§ DIRECTIVE
Every entry below should be repeated exactly; the pictures should not.

§ DATA TO PROCESS
----------------------------------------

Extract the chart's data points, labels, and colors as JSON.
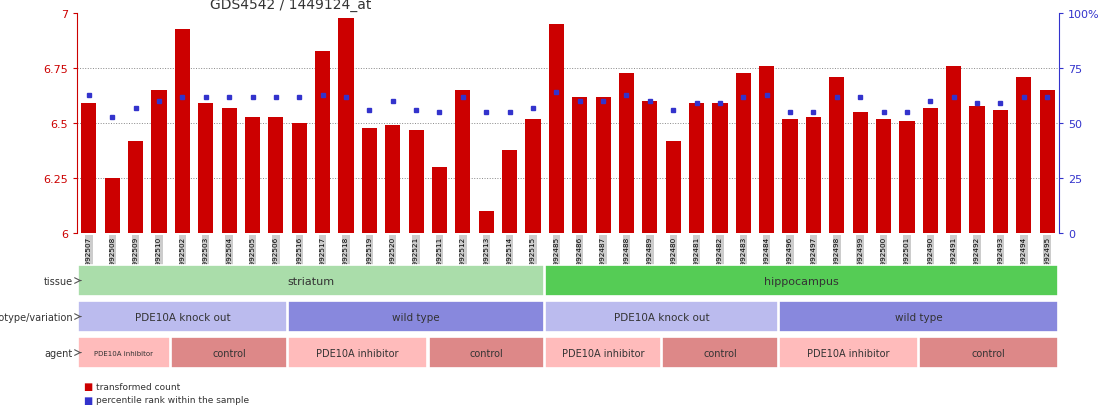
{
  "title": "GDS4542 / 1449124_at",
  "samples": [
    "GSM992507",
    "GSM992508",
    "GSM992509",
    "GSM992510",
    "GSM992502",
    "GSM992503",
    "GSM992504",
    "GSM992505",
    "GSM992506",
    "GSM992516",
    "GSM992517",
    "GSM992518",
    "GSM992519",
    "GSM992520",
    "GSM992521",
    "GSM992511",
    "GSM992512",
    "GSM992513",
    "GSM992514",
    "GSM992515",
    "GSM992485",
    "GSM992486",
    "GSM992487",
    "GSM992488",
    "GSM992489",
    "GSM992480",
    "GSM992481",
    "GSM992482",
    "GSM992483",
    "GSM992484",
    "GSM992496",
    "GSM992497",
    "GSM992498",
    "GSM992499",
    "GSM992500",
    "GSM992501",
    "GSM992490",
    "GSM992491",
    "GSM992492",
    "GSM992493",
    "GSM992494",
    "GSM992495"
  ],
  "bar_values": [
    6.59,
    6.25,
    6.42,
    6.65,
    6.93,
    6.59,
    6.57,
    6.53,
    6.53,
    6.5,
    6.83,
    6.98,
    6.48,
    6.49,
    6.47,
    6.3,
    6.65,
    6.1,
    6.38,
    6.52,
    6.95,
    6.62,
    6.62,
    6.73,
    6.6,
    6.42,
    6.59,
    6.59,
    6.73,
    6.76,
    6.52,
    6.53,
    6.71,
    6.55,
    6.52,
    6.51,
    6.57,
    6.76,
    6.58,
    6.56,
    6.71,
    6.65
  ],
  "percentile_values": [
    63,
    53,
    57,
    60,
    62,
    62,
    62,
    62,
    62,
    62,
    63,
    62,
    56,
    60,
    56,
    55,
    62,
    55,
    55,
    57,
    64,
    60,
    60,
    63,
    60,
    56,
    59,
    59,
    62,
    63,
    55,
    55,
    62,
    62,
    55,
    55,
    60,
    62,
    59,
    59,
    62,
    62
  ],
  "ymin": 6.0,
  "ymax": 7.0,
  "yticks": [
    6.0,
    6.25,
    6.5,
    6.75,
    7.0
  ],
  "ytick_labels": [
    "6",
    "6.25",
    "6.5",
    "6.75",
    "7"
  ],
  "right_yticks": [
    0,
    25,
    50,
    75,
    100
  ],
  "right_ytick_labels": [
    "0",
    "25",
    "50",
    "75",
    "100%"
  ],
  "bar_color": "#cc0000",
  "dot_color": "#3333cc",
  "axis_color_left": "#cc0000",
  "axis_color_right": "#3333cc",
  "grid_color": "#888888",
  "tick_bg_color": "#cccccc",
  "tissue_groups": [
    {
      "label": "striatum",
      "start": 0,
      "end": 19,
      "color": "#aaddaa"
    },
    {
      "label": "hippocampus",
      "start": 20,
      "end": 41,
      "color": "#55cc55"
    }
  ],
  "genotype_groups": [
    {
      "label": "PDE10A knock out",
      "start": 0,
      "end": 8,
      "color": "#bbbbee"
    },
    {
      "label": "wild type",
      "start": 9,
      "end": 19,
      "color": "#8888dd"
    },
    {
      "label": "PDE10A knock out",
      "start": 20,
      "end": 29,
      "color": "#bbbbee"
    },
    {
      "label": "wild type",
      "start": 30,
      "end": 41,
      "color": "#8888dd"
    }
  ],
  "agent_groups": [
    {
      "label": "PDE10A inhibitor",
      "start": 0,
      "end": 3,
      "color": "#ffbbbb",
      "small": true
    },
    {
      "label": "control",
      "start": 4,
      "end": 8,
      "color": "#dd8888",
      "small": false
    },
    {
      "label": "PDE10A inhibitor",
      "start": 9,
      "end": 14,
      "color": "#ffbbbb",
      "small": false
    },
    {
      "label": "control",
      "start": 15,
      "end": 19,
      "color": "#dd8888",
      "small": false
    },
    {
      "label": "PDE10A inhibitor",
      "start": 20,
      "end": 24,
      "color": "#ffbbbb",
      "small": false
    },
    {
      "label": "control",
      "start": 25,
      "end": 29,
      "color": "#dd8888",
      "small": false
    },
    {
      "label": "PDE10A inhibitor",
      "start": 30,
      "end": 35,
      "color": "#ffbbbb",
      "small": false
    },
    {
      "label": "control",
      "start": 36,
      "end": 41,
      "color": "#dd8888",
      "small": false
    }
  ],
  "row_labels": [
    "tissue",
    "genotype/variation",
    "agent"
  ],
  "legend_items": [
    {
      "label": "transformed count",
      "color": "#cc0000"
    },
    {
      "label": "percentile rank within the sample",
      "color": "#3333cc"
    }
  ]
}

----------------------------------------

§ ANSWER TO THIS TASK
Extract the chart's data points, labels, and colors as JSON.
{
  "title": "GDS4542 / 1449124_at",
  "samples": [
    "GSM992507",
    "GSM992508",
    "GSM992509",
    "GSM992510",
    "GSM992502",
    "GSM992503",
    "GSM992504",
    "GSM992505",
    "GSM992506",
    "GSM992516",
    "GSM992517",
    "GSM992518",
    "GSM992519",
    "GSM992520",
    "GSM992521",
    "GSM992511",
    "GSM992512",
    "GSM992513",
    "GSM992514",
    "GSM992515",
    "GSM992485",
    "GSM992486",
    "GSM992487",
    "GSM992488",
    "GSM992489",
    "GSM992480",
    "GSM992481",
    "GSM992482",
    "GSM992483",
    "GSM992484",
    "GSM992496",
    "GSM992497",
    "GSM992498",
    "GSM992499",
    "GSM992500",
    "GSM992501",
    "GSM992490",
    "GSM992491",
    "GSM992492",
    "GSM992493",
    "GSM992494",
    "GSM992495"
  ],
  "bar_values": [
    6.59,
    6.25,
    6.42,
    6.65,
    6.93,
    6.59,
    6.57,
    6.53,
    6.53,
    6.5,
    6.83,
    6.98,
    6.48,
    6.49,
    6.47,
    6.3,
    6.65,
    6.1,
    6.38,
    6.52,
    6.95,
    6.62,
    6.62,
    6.73,
    6.6,
    6.42,
    6.59,
    6.59,
    6.73,
    6.76,
    6.52,
    6.53,
    6.71,
    6.55,
    6.52,
    6.51,
    6.57,
    6.76,
    6.58,
    6.56,
    6.71,
    6.65
  ],
  "percentile_values": [
    63,
    53,
    57,
    60,
    62,
    62,
    62,
    62,
    62,
    62,
    63,
    62,
    56,
    60,
    56,
    55,
    62,
    55,
    55,
    57,
    64,
    60,
    60,
    63,
    60,
    56,
    59,
    59,
    62,
    63,
    55,
    55,
    62,
    62,
    55,
    55,
    60,
    62,
    59,
    59,
    62,
    62
  ],
  "ymin": 6.0,
  "ymax": 7.0,
  "yticks": [
    6.0,
    6.25,
    6.5,
    6.75,
    7.0
  ],
  "ytick_labels": [
    "6",
    "6.25",
    "6.5",
    "6.75",
    "7"
  ],
  "right_yticks": [
    0,
    25,
    50,
    75,
    100
  ],
  "right_ytick_labels": [
    "0",
    "25",
    "50",
    "75",
    "100%"
  ],
  "bar_color": "#cc0000",
  "dot_color": "#3333cc",
  "axis_color_left": "#cc0000",
  "axis_color_right": "#3333cc",
  "grid_color": "#888888",
  "tick_bg_color": "#cccccc",
  "tissue_groups": [
    {
      "label": "striatum",
      "start": 0,
      "end": 19,
      "color": "#aaddaa"
    },
    {
      "label": "hippocampus",
      "start": 20,
      "end": 41,
      "color": "#55cc55"
    }
  ],
  "genotype_groups": [
    {
      "label": "PDE10A knock out",
      "start": 0,
      "end": 8,
      "color": "#bbbbee"
    },
    {
      "label": "wild type",
      "start": 9,
      "end": 19,
      "color": "#8888dd"
    },
    {
      "label": "PDE10A knock out",
      "start": 20,
      "end": 29,
      "color": "#bbbbee"
    },
    {
      "label": "wild type",
      "start": 30,
      "end": 41,
      "color": "#8888dd"
    }
  ],
  "agent_groups": [
    {
      "label": "PDE10A inhibitor",
      "start": 0,
      "end": 3,
      "color": "#ffbbbb",
      "small": true
    },
    {
      "label": "control",
      "start": 4,
      "end": 8,
      "color": "#dd8888",
      "small": false
    },
    {
      "label": "PDE10A inhibitor",
      "start": 9,
      "end": 14,
      "color": "#ffbbbb",
      "small": false
    },
    {
      "label": "control",
      "start": 15,
      "end": 19,
      "color": "#dd8888",
      "small": false
    },
    {
      "label": "PDE10A inhibitor",
      "start": 20,
      "end": 24,
      "color": "#ffbbbb",
      "small": false
    },
    {
      "label": "control",
      "start": 25,
      "end": 29,
      "color": "#dd8888",
      "small": false
    },
    {
      "label": "PDE10A inhibitor",
      "start": 30,
      "end": 35,
      "color": "#ffbbbb",
      "small": false
    },
    {
      "label": "control",
      "start": 36,
      "end": 41,
      "color": "#dd8888",
      "small": false
    }
  ],
  "row_labels": [
    "tissue",
    "genotype/variation",
    "agent"
  ],
  "legend_items": [
    {
      "label": "transformed count",
      "color": "#cc0000"
    },
    {
      "label": "percentile rank within the sample",
      "color": "#3333cc"
    }
  ]
}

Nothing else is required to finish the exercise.